AIM OF THE TASK :: Leave out the images and repeat the listing below without a single change.

STORED RECORDS ::
'''
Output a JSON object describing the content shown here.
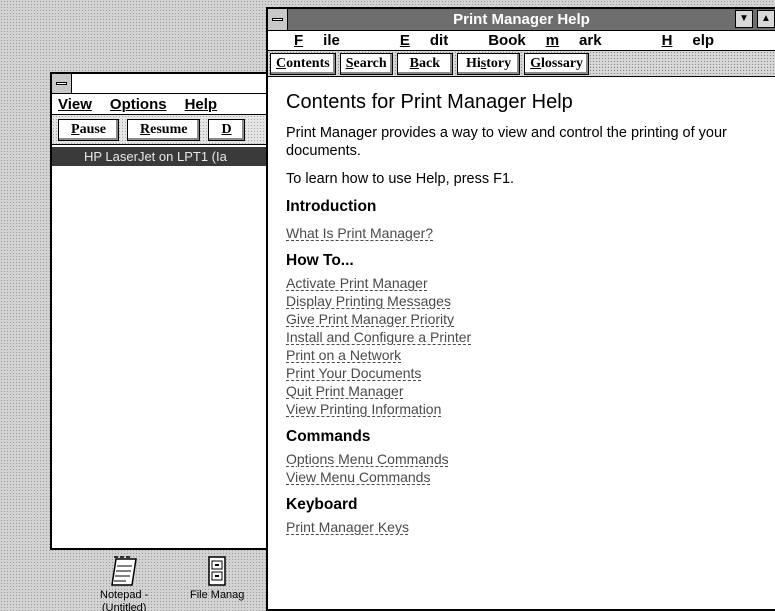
{
  "print_manager": {
    "menu": [
      "View",
      "Options",
      "Help"
    ],
    "buttons": [
      {
        "first": "P",
        "rest": "ause"
      },
      {
        "first": "R",
        "rest": "esume"
      },
      {
        "first": "D",
        "rest": ""
      }
    ],
    "queue_row": "HP LaserJet on LPT1 (Ia"
  },
  "desktop_icons": [
    {
      "label_line1": "Notepad -",
      "label_line2": "(Untitled)",
      "icon": "notepad-icon"
    },
    {
      "label_line1": "File Manag",
      "label_line2": "",
      "icon": "file-manager-icon"
    }
  ],
  "help": {
    "title": "Print Manager Help",
    "menu": [
      {
        "pre": "",
        "ul": "F",
        "post": "ile"
      },
      {
        "pre": "",
        "ul": "E",
        "post": "dit"
      },
      {
        "pre": "Book",
        "ul": "m",
        "post": "ark"
      },
      {
        "pre": "",
        "ul": "H",
        "post": "elp"
      }
    ],
    "buttons": [
      {
        "ul": "C",
        "rest": "ontents"
      },
      {
        "ul": "S",
        "rest": "earch"
      },
      {
        "ul": "B",
        "rest": "ack"
      },
      {
        "ul": "",
        "pre": "Hi",
        "mid": "s",
        "rest": "tory"
      },
      {
        "ul": "G",
        "rest": "lossary"
      }
    ],
    "heading": "Contents for Print Manager Help",
    "intro_text": "Print Manager provides a way to view and control the printing of your documents.",
    "f1_text": "To learn how to use Help, press F1.",
    "sections": [
      {
        "title": "Introduction",
        "links": [
          "What Is Print Manager?"
        ]
      },
      {
        "title": "How To...",
        "links": [
          "Activate Print Manager",
          "Display Printing Messages",
          "Give Print Manager Priority",
          "Install and Configure a Printer",
          "Print on a Network",
          "Print Your Documents",
          "Quit Print Manager",
          "View Printing Information"
        ]
      },
      {
        "title": "Commands",
        "links": [
          "Options Menu Commands",
          "View Menu Commands"
        ]
      },
      {
        "title": "Keyboard",
        "links": [
          "Print Manager Keys"
        ]
      }
    ]
  }
}
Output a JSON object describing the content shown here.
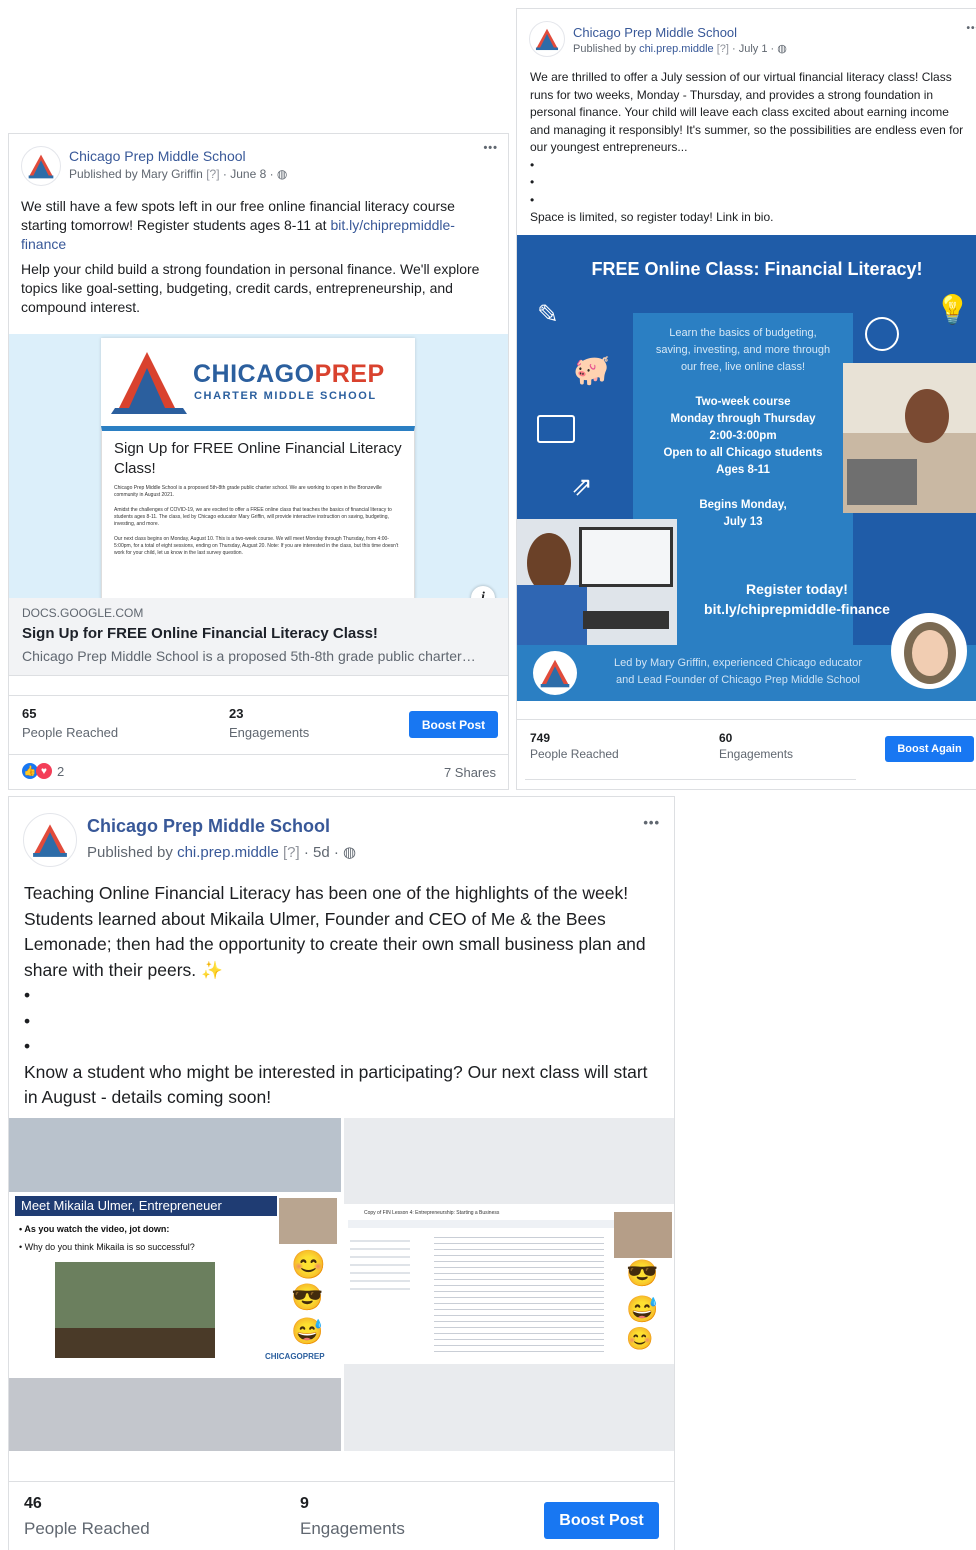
{
  "post1": {
    "page_name": "Chicago Prep Middle School",
    "published_by_prefix": "Published by",
    "published_by": "Mary Griffin",
    "help": "[?]",
    "date": "June 8",
    "menu": "•••",
    "text_1": "We still have a few spots left in our free online financial literacy course starting tomorrow! Register students ages 8-11 at",
    "text_link": "bit.ly/chiprepmiddle-finance",
    "text_2": "Help your child build a strong foundation in personal finance. We'll explore topics like goal-setting, budgeting, credit cards, entrepreneurship, and compound interest.",
    "preview": {
      "logo_chicago": "CHICAGO",
      "logo_prep": "PREP",
      "logo_sub": "CHARTER MIDDLE SCHOOL",
      "form_title": "Sign Up for FREE Online Financial Literacy Class!",
      "form_p1": "Chicago Prep Middle School is a proposed 5th-8th grade public charter school. We are working to open in the Bronzeville community in August 2021.",
      "form_p2": "Amidst the challenges of COVID-19, we are excited to offer a FREE online class that teaches the basics of financial literacy to students ages 8-11. The class, led by Chicago educator Mary Griffin, will provide interactive instruction on saving, budgeting, investing, and more.",
      "form_p3": "Our next class begins on Monday, August 10. This is a two-week course. We will meet Monday through Thursday, from 4:00-5:00pm, for a total of eight sessions, ending on Thursday, August 20. Note: If you are interested in the class, but this time doesn't work for your child, let us know in the last survey question.",
      "info": "i"
    },
    "link_domain": "DOCS.GOOGLE.COM",
    "link_title": "Sign Up for FREE Online Financial Literacy Class!",
    "link_desc": "Chicago Prep Middle School is a proposed 5th-8th grade public charter…",
    "reached_num": "65",
    "reached_label": "People Reached",
    "engagements_num": "23",
    "engagements_label": "Engagements",
    "boost_label": "Boost Post",
    "reactions_count": "2",
    "shares": "7 Shares"
  },
  "post2": {
    "page_name": "Chicago Prep Middle School",
    "published_by_prefix": "Published by",
    "published_by": "chi.prep.middle",
    "help": "[?]",
    "date": "July 1",
    "menu": "•••",
    "text_1": "We are thrilled to offer a July session of our virtual financial literacy class! Class runs for two weeks, Monday - Thursday, and provides a strong foundation in personal finance. Your child will leave each class excited about earning income and managing it responsibly! It's summer, so the possibilities are endless even for our youngest entrepreneurs...",
    "bullet": "•",
    "text_2": "Space is limited, so register today! Link in bio.",
    "flyer": {
      "title": "FREE Online Class: Financial Literacy!",
      "box_1": "Learn the basics of budgeting, saving, investing, and more through our free, live online class!",
      "box_2a": "Two-week course",
      "box_2b": "Monday through Thursday",
      "box_2c": "2:00-3:00pm",
      "box_2d": "Open to all Chicago students",
      "box_2e": "Ages 8-11",
      "box_3a": "Begins Monday,",
      "box_3b": "July 13",
      "register_1": "Register today!",
      "register_2": "bit.ly/chiprepmiddle-finance",
      "footer_1": "Led by Mary Griffin, experienced Chicago educator",
      "footer_2": "and Lead Founder of Chicago Prep Middle School"
    },
    "reached_num": "749",
    "reached_label": "People Reached",
    "engagements_num": "60",
    "engagements_label": "Engagements",
    "boost_label": "Boost Again"
  },
  "post3": {
    "page_name": "Chicago Prep Middle School",
    "published_by_prefix": "Published by",
    "published_by": "chi.prep.middle",
    "help": "[?]",
    "date": "5d",
    "menu": "•••",
    "text_1": "Teaching Online Financial Literacy has been one of the highlights of the week! Students learned about Mikaila Ulmer, Founder and CEO of Me & the Bees Lemonade; then had the opportunity to create their own small business plan and share with their peers.",
    "bullet": "•",
    "text_2": "Know a student who might be interested in participating? Our next class will start in August - details coming soon!",
    "slide_title": "Meet Mikaila Ulmer, Entrepreneuer",
    "slide_b1": "As you watch the video, jot down:",
    "slide_b2": "Why do you think Mikaila is so successful?",
    "slide_logo": "CHICAGOPREP",
    "doc_title": "Copy of FIN Lesson 4: Entrepreneurship: Starting a Business",
    "reached_num": "46",
    "reached_label": "People Reached",
    "engagements_num": "9",
    "engagements_label": "Engagements",
    "boost_label": "Boost Post"
  },
  "colors": {
    "link": "#385898",
    "boost": "#1877f2",
    "flyer_blue": "#1f5ca8",
    "flyer_light": "#2b7fc3"
  }
}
'''
SOLUTION ::
Output a JSON object describing the content shown here.
{
  "print_manager": {
    "menu": [
      "View",
      "Options",
      "Help"
    ],
    "buttons": [
      {
        "first": "P",
        "rest": "ause"
      },
      {
        "first": "R",
        "rest": "esume"
      },
      {
        "first": "D",
        "rest": ""
      }
    ],
    "queue_row": "HP LaserJet on LPT1 (Ia"
  },
  "desktop_icons": [
    {
      "label_line1": "Notepad -",
      "label_line2": "(Untitled)",
      "icon": "notepad-icon"
    },
    {
      "label_line1": "File Manag",
      "label_line2": "",
      "icon": "file-manager-icon"
    }
  ],
  "help": {
    "title": "Print Manager Help",
    "menu": [
      {
        "pre": "",
        "ul": "F",
        "post": "ile"
      },
      {
        "pre": "",
        "ul": "E",
        "post": "dit"
      },
      {
        "pre": "Book",
        "ul": "m",
        "post": "ark"
      },
      {
        "pre": "",
        "ul": "H",
        "post": "elp"
      }
    ],
    "buttons": [
      {
        "ul": "C",
        "rest": "ontents"
      },
      {
        "ul": "S",
        "rest": "earch"
      },
      {
        "ul": "B",
        "rest": "ack"
      },
      {
        "ul": "",
        "pre": "Hi",
        "mid": "s",
        "rest": "tory"
      },
      {
        "ul": "G",
        "rest": "lossary"
      }
    ],
    "heading": "Contents for Print Manager Help",
    "intro_text": "Print Manager provides a way to view and control the printing of your documents.",
    "f1_text": "To learn how to use Help, press F1.",
    "sections": [
      {
        "title": "Introduction",
        "links": [
          "What Is Print Manager?"
        ]
      },
      {
        "title": "How To...",
        "links": [
          "Activate Print Manager",
          "Display Printing Messages",
          "Give Print Manager Priority",
          "Install and Configure a Printer",
          "Print on a Network",
          "Print Your Documents",
          "Quit Print Manager",
          "View Printing Information"
        ]
      },
      {
        "title": "Commands",
        "links": [
          "Options Menu Commands",
          "View Menu Commands"
        ]
      },
      {
        "title": "Keyboard",
        "links": [
          "Print Manager Keys"
        ]
      }
    ]
  }
}
Output a JSON object describing the content shown here.
{
  "post1": {
    "page_name": "Chicago Prep Middle School",
    "published_by_prefix": "Published by",
    "published_by": "Mary Griffin",
    "help": "[?]",
    "date": "June 8",
    "menu": "•••",
    "text_1": "We still have a few spots left in our free online financial literacy course starting tomorrow! Register students ages 8-11 at",
    "text_link": "bit.ly/chiprepmiddle-finance",
    "text_2": "Help your child build a strong foundation in personal finance. We'll explore topics like goal-setting, budgeting, credit cards, entrepreneurship, and compound interest.",
    "preview": {
      "logo_chicago": "CHICAGO",
      "logo_prep": "PREP",
      "logo_sub": "CHARTER MIDDLE SCHOOL",
      "form_title": "Sign Up for FREE Online Financial Literacy Class!",
      "form_p1": "Chicago Prep Middle School is a proposed 5th-8th grade public charter school. We are working to open in the Bronzeville community in August 2021.",
      "form_p2": "Amidst the challenges of COVID-19, we are excited to offer a FREE online class that teaches the basics of financial literacy to students ages 8-11. The class, led by Chicago educator Mary Griffin, will provide interactive instruction on saving, budgeting, investing, and more.",
      "form_p3": "Our next class begins on Monday, August 10. This is a two-week course. We will meet Monday through Thursday, from 4:00-5:00pm, for a total of eight sessions, ending on Thursday, August 20. Note: If you are interested in the class, but this time doesn't work for your child, let us know in the last survey question.",
      "info": "i"
    },
    "link_domain": "DOCS.GOOGLE.COM",
    "link_title": "Sign Up for FREE Online Financial Literacy Class!",
    "link_desc": "Chicago Prep Middle School is a proposed 5th-8th grade public charter…",
    "reached_num": "65",
    "reached_label": "People Reached",
    "engagements_num": "23",
    "engagements_label": "Engagements",
    "boost_label": "Boost Post",
    "reactions_count": "2",
    "shares": "7 Shares"
  },
  "post2": {
    "page_name": "Chicago Prep Middle School",
    "published_by_prefix": "Published by",
    "published_by": "chi.prep.middle",
    "help": "[?]",
    "date": "July 1",
    "menu": "•••",
    "text_1": "We are thrilled to offer a July session of our virtual financial literacy class! Class runs for two weeks, Monday - Thursday, and provides a strong foundation in personal finance. Your child will leave each class excited about earning income and managing it responsibly! It's summer, so the possibilities are endless even for our youngest entrepreneurs...",
    "bullet": "•",
    "text_2": "Space is limited, so register today! Link in bio.",
    "flyer": {
      "title": "FREE Online Class: Financial Literacy!",
      "box_1": "Learn the basics of budgeting, saving, investing, and more through our free, live online class!",
      "box_2a": "Two-week course",
      "box_2b": "Monday through Thursday",
      "box_2c": "2:00-3:00pm",
      "box_2d": "Open to all Chicago students",
      "box_2e": "Ages 8-11",
      "box_3a": "Begins Monday,",
      "box_3b": "July 13",
      "register_1": "Register today!",
      "register_2": "bit.ly/chiprepmiddle-finance",
      "footer_1": "Led by Mary Griffin, experienced Chicago educator",
      "footer_2": "and Lead Founder of Chicago Prep Middle School"
    },
    "reached_num": "749",
    "reached_label": "People Reached",
    "engagements_num": "60",
    "engagements_label": "Engagements",
    "boost_label": "Boost Again"
  },
  "post3": {
    "page_name": "Chicago Prep Middle School",
    "published_by_prefix": "Published by",
    "published_by": "chi.prep.middle",
    "help": "[?]",
    "date": "5d",
    "menu": "•••",
    "text_1": "Teaching Online Financial Literacy has been one of the highlights of the week! Students learned about Mikaila Ulmer, Founder and CEO of Me & the Bees Lemonade; then had the opportunity to create their own small business plan and share with their peers.",
    "bullet": "•",
    "text_2": "Know a student who might be interested in participating? Our next class will start in August - details coming soon!",
    "slide_title": "Meet Mikaila Ulmer, Entrepreneuer",
    "slide_b1": "As you watch the video, jot down:",
    "slide_b2": "Why do you think Mikaila is so successful?",
    "slide_logo": "CHICAGOPREP",
    "doc_title": "Copy of FIN Lesson 4: Entrepreneurship: Starting a Business",
    "reached_num": "46",
    "reached_label": "People Reached",
    "engagements_num": "9",
    "engagements_label": "Engagements",
    "boost_label": "Boost Post"
  },
  "colors": {
    "link": "#385898",
    "boost": "#1877f2",
    "flyer_blue": "#1f5ca8",
    "flyer_light": "#2b7fc3"
  }
}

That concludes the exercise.